+++ ENTRIES SHOWN

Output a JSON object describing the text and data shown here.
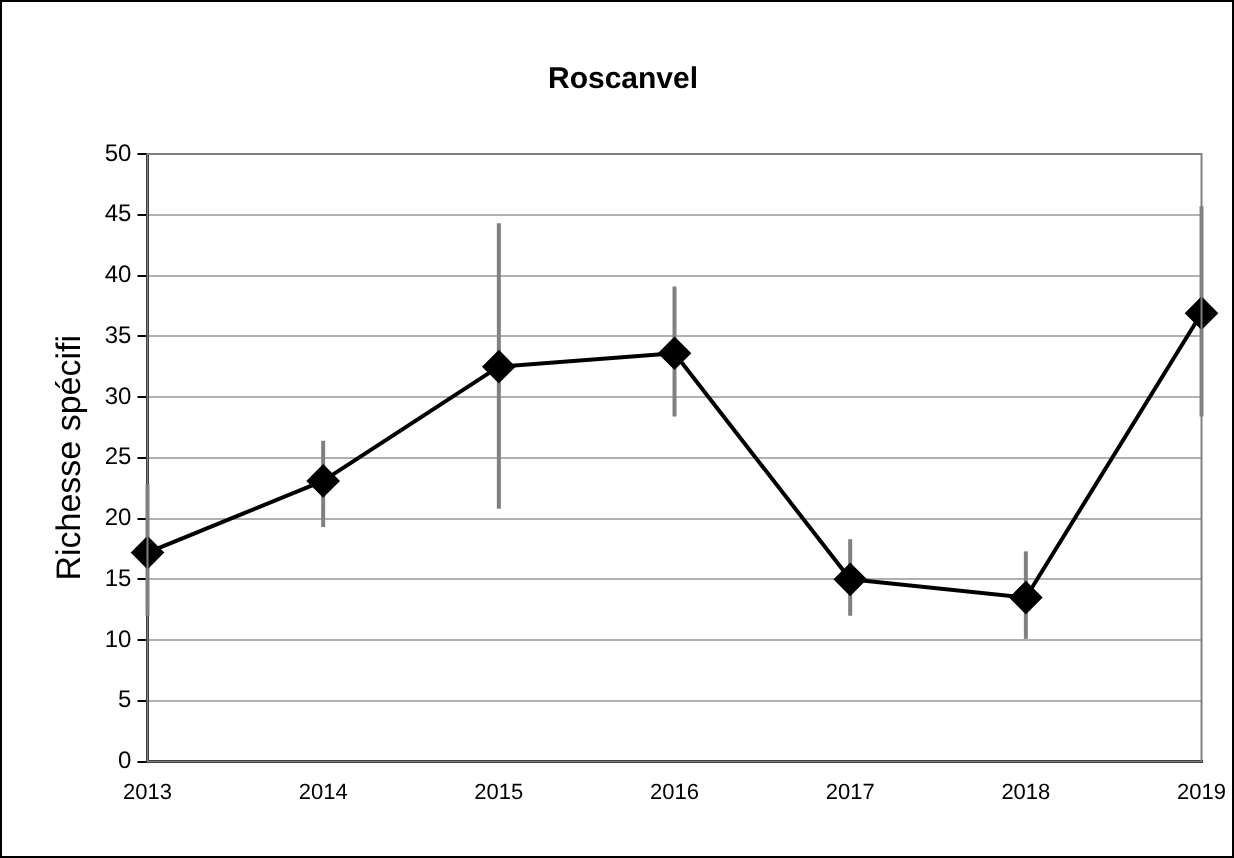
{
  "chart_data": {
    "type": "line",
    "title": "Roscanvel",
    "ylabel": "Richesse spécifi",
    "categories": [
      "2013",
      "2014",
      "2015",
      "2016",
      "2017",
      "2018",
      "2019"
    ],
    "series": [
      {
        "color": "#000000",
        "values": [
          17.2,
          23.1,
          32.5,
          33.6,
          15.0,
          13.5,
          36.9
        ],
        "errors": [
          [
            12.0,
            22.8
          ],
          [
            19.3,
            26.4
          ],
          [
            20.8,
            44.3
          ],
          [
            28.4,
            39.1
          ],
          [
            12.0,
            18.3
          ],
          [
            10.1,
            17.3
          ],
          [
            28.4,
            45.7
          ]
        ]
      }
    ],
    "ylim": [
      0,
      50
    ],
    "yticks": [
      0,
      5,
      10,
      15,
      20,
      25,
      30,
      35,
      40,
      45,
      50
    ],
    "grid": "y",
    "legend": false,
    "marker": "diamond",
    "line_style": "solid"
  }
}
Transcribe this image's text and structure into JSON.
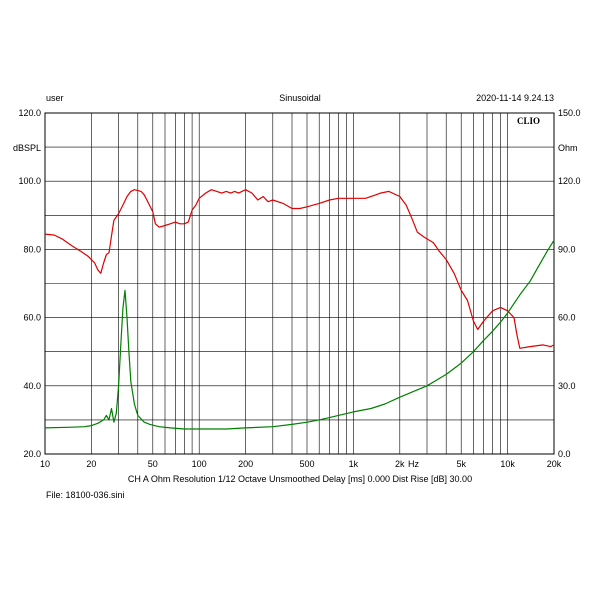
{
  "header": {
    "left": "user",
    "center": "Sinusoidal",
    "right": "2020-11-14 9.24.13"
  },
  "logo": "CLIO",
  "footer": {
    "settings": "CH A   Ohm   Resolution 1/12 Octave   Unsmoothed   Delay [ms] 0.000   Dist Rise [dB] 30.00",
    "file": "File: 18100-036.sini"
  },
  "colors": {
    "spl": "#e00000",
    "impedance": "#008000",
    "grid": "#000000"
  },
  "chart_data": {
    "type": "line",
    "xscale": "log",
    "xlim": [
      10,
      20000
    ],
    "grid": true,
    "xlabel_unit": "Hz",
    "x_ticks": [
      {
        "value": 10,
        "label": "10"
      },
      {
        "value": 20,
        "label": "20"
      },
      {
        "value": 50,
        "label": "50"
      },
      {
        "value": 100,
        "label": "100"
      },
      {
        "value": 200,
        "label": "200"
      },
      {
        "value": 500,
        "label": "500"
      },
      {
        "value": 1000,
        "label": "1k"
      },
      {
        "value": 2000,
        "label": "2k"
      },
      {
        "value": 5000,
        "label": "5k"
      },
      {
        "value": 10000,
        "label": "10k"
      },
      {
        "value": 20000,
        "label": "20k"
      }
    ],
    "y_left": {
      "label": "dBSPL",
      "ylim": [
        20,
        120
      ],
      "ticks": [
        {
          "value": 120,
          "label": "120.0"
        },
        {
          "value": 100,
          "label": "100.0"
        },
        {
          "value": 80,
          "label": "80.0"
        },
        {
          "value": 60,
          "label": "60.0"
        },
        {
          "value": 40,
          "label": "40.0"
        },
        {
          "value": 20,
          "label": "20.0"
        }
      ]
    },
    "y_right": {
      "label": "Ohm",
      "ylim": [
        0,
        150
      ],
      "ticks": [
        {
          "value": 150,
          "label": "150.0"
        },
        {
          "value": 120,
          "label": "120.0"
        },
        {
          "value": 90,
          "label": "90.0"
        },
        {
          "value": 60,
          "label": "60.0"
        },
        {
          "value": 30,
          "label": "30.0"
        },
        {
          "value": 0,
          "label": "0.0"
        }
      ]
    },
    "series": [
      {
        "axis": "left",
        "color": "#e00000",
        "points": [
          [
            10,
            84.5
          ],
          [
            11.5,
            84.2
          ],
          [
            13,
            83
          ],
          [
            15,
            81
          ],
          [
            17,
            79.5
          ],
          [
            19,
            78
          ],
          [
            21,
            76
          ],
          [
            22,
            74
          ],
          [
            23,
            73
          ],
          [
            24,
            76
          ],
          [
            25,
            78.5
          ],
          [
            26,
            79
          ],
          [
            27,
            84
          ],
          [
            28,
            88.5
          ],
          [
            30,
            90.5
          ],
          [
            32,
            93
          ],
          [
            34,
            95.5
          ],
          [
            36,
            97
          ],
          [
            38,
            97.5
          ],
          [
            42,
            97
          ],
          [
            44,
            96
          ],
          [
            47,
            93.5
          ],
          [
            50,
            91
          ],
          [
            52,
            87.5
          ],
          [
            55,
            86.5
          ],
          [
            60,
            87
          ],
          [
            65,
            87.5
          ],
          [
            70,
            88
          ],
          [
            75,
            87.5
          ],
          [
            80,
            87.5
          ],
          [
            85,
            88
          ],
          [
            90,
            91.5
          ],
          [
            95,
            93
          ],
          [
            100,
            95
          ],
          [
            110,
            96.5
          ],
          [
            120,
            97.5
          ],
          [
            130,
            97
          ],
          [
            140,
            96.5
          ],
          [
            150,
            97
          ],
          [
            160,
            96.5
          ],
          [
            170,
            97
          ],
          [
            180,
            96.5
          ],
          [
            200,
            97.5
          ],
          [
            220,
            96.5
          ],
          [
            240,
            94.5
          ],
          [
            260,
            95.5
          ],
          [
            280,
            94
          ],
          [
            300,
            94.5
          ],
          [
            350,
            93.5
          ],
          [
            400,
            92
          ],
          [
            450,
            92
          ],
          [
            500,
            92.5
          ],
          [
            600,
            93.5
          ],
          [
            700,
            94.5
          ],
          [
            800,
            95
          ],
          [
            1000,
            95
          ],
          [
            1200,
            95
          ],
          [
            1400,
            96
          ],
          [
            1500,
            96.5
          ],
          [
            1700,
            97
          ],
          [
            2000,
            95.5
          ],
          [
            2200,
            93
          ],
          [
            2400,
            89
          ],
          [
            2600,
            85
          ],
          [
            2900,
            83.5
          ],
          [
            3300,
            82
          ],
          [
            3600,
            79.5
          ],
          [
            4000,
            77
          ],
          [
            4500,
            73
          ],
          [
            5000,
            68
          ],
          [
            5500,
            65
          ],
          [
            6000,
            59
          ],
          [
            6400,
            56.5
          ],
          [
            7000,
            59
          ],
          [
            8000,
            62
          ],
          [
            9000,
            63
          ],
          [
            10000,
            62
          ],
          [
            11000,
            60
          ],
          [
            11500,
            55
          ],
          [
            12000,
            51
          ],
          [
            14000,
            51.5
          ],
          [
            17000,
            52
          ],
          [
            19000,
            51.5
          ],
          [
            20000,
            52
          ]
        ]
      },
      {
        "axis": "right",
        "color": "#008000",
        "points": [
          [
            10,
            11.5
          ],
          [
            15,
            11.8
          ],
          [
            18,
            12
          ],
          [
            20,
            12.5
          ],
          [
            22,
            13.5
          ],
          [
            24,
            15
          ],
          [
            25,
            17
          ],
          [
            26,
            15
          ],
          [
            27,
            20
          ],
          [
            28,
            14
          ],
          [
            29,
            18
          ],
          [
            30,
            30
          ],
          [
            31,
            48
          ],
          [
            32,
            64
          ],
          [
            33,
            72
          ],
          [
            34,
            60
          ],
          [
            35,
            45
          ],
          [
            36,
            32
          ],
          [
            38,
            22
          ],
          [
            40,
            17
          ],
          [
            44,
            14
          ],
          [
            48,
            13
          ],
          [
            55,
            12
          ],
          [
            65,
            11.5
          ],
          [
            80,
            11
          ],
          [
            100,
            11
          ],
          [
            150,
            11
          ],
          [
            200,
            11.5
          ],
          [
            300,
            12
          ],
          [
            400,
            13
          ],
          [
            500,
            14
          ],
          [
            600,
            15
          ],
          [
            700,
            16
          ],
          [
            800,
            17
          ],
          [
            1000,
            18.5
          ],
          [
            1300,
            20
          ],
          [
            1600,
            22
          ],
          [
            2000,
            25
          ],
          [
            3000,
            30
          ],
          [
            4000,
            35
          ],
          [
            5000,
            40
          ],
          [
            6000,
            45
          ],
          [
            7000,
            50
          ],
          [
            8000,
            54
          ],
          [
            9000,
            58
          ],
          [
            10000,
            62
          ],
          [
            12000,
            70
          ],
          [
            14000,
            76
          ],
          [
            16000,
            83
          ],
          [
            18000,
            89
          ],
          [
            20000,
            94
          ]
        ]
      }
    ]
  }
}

++++++
+++ ENTRIES SHOWN

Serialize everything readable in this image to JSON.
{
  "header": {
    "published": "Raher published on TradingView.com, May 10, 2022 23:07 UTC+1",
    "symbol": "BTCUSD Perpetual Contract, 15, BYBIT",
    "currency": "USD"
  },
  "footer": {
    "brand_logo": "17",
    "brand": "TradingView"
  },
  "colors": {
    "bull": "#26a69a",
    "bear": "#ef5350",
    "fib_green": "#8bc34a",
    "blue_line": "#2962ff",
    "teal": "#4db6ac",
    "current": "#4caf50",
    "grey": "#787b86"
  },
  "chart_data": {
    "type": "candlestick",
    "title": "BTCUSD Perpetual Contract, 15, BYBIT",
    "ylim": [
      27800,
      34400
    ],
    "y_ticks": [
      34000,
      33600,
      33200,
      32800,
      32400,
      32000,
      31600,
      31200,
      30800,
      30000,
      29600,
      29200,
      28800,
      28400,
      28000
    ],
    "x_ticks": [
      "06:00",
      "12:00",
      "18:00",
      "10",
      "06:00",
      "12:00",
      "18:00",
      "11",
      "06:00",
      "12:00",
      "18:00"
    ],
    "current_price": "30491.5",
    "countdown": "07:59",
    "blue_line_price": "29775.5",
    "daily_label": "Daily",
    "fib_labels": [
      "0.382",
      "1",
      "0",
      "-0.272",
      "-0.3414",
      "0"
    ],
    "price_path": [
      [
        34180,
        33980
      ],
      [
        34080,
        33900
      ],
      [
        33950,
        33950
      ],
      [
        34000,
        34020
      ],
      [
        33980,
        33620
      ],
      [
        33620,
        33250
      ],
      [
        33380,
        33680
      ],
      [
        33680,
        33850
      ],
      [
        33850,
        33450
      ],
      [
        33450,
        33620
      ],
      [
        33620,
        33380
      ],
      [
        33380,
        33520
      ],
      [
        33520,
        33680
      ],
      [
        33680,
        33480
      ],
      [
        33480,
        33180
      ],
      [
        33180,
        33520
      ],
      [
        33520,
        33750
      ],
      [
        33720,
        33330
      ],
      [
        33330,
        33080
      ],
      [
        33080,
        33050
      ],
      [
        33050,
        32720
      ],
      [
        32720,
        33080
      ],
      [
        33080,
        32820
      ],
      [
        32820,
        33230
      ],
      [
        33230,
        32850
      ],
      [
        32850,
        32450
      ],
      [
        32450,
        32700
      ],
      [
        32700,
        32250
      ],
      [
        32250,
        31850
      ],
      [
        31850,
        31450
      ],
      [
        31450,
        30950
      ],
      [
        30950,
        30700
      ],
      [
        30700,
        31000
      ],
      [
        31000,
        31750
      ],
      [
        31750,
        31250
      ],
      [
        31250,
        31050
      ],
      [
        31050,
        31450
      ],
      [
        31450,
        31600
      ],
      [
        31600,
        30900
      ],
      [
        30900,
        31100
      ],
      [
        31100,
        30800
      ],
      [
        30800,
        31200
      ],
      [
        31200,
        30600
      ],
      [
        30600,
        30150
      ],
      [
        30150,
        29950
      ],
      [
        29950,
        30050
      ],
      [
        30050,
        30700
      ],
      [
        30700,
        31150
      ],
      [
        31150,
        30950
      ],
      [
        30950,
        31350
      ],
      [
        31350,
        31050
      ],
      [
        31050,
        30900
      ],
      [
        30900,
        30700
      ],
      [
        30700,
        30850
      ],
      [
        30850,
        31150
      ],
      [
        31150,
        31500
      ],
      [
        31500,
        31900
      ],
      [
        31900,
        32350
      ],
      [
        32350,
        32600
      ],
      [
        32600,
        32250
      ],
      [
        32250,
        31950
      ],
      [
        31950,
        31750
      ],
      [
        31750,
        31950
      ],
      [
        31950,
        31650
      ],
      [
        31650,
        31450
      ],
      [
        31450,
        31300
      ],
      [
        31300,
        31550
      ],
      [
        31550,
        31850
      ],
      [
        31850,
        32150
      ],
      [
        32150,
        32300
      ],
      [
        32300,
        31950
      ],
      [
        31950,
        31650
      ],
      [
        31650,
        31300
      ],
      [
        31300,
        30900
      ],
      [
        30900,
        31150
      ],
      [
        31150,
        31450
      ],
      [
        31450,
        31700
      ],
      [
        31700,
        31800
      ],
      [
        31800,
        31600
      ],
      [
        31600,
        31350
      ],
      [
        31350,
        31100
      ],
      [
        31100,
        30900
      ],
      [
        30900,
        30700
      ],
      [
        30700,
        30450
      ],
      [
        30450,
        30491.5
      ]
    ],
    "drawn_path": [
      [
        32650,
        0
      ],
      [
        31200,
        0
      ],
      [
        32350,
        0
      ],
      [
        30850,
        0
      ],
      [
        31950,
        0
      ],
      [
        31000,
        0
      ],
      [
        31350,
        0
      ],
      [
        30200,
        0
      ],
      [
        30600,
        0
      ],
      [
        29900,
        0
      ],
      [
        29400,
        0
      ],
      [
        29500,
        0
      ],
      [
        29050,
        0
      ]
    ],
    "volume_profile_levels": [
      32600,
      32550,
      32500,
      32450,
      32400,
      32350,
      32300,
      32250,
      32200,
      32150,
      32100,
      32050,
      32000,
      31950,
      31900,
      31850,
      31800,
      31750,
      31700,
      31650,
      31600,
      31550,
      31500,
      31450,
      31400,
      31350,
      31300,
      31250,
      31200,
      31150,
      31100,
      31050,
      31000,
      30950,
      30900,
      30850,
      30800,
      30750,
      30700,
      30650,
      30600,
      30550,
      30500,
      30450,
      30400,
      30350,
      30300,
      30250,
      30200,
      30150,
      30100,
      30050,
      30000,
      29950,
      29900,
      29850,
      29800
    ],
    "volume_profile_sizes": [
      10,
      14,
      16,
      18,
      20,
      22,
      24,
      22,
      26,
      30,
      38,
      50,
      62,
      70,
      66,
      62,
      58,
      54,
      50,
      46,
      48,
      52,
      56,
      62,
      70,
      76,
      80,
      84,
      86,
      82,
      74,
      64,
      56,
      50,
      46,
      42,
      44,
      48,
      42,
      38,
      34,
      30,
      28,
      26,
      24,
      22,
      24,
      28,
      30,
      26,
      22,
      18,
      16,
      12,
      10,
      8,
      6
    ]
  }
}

++++++
+++ ENTRIES SHOWN

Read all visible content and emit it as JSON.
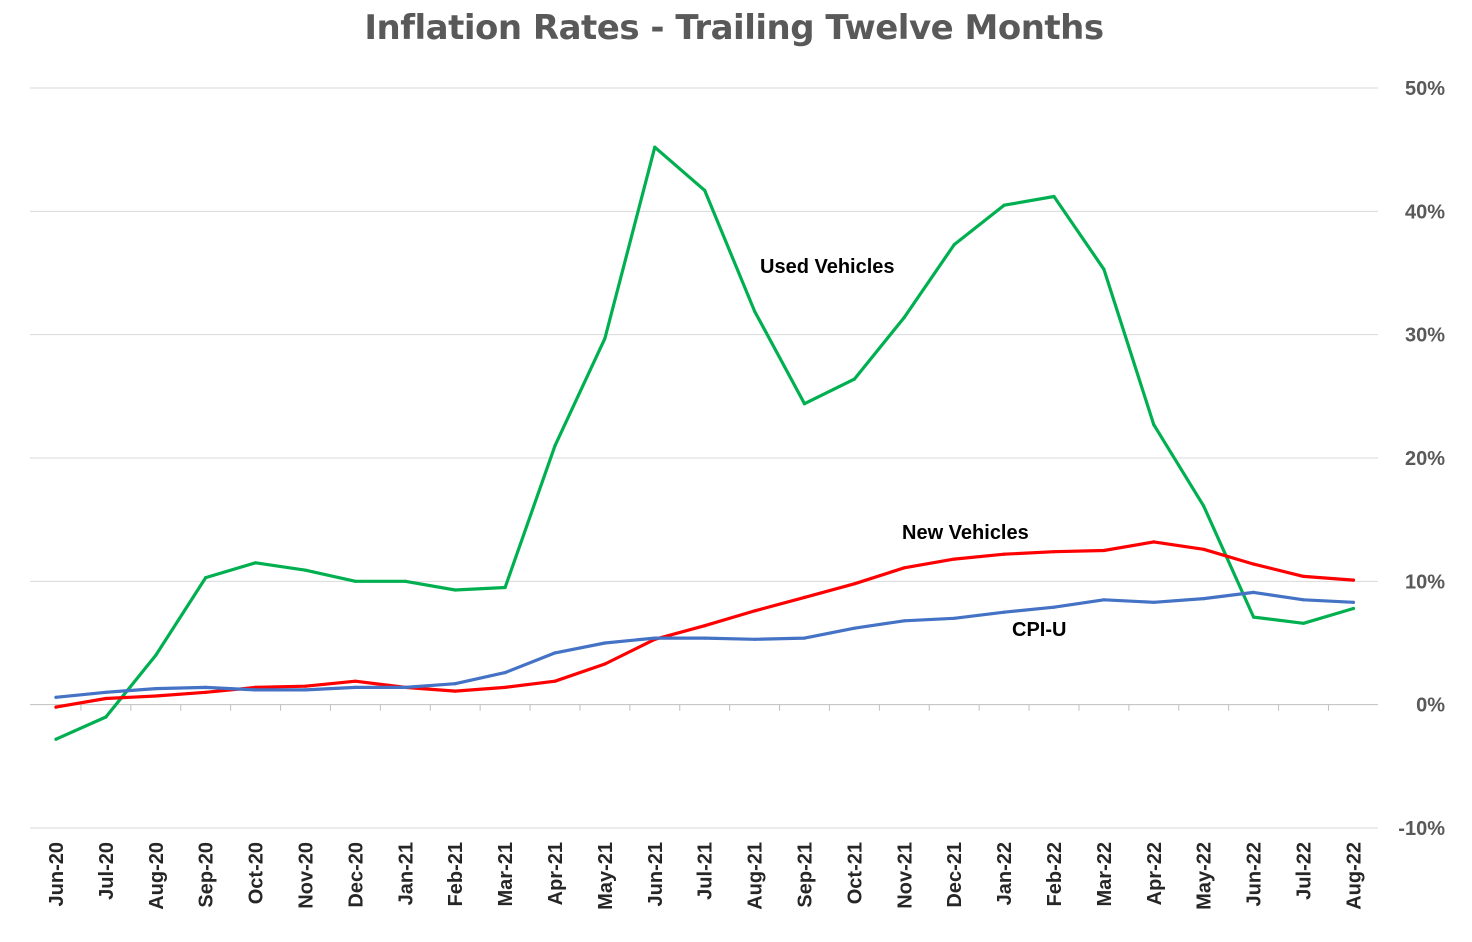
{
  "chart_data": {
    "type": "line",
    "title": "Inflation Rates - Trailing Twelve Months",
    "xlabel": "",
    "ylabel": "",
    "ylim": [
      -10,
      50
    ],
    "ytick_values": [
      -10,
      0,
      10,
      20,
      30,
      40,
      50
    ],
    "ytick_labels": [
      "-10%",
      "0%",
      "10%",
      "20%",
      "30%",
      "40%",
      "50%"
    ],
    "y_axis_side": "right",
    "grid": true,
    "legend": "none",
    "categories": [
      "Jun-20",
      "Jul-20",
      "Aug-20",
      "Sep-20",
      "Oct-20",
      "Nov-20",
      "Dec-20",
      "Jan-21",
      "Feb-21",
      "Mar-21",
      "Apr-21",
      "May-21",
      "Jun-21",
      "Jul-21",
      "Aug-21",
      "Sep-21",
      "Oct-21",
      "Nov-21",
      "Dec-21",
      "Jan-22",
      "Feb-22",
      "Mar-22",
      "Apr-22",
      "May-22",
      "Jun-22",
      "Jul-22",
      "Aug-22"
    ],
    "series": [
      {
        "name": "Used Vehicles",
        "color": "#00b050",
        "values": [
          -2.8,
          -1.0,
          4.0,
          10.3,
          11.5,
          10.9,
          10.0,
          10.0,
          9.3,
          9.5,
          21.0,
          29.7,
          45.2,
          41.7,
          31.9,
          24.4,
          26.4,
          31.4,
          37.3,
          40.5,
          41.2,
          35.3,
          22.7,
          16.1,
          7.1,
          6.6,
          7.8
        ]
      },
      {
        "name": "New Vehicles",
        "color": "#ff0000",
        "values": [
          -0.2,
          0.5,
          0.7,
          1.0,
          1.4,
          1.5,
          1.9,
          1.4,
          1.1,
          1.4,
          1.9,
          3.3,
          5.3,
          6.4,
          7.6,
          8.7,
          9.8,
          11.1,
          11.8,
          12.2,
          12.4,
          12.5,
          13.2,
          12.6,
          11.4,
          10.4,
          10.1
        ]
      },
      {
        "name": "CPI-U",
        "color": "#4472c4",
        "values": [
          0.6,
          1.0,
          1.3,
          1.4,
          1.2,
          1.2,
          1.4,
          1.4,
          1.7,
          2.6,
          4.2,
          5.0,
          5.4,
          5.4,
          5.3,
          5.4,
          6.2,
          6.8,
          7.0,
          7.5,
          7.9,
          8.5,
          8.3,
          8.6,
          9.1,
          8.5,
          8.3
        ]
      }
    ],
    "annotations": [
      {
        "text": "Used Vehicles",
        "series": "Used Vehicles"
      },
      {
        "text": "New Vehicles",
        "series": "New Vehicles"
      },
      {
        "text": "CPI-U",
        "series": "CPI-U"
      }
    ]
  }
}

++++++

== DIRECTION ==
Each line holding "text" must be found and copied.

== EXERCISE RESULT ==
Output a JSON object describing the text and data shown here.
Transcribe this image's text and structure into JSON.
        "text": "Used Vehicles",
        "text": "New Vehicles",
        "text": "CPI-U",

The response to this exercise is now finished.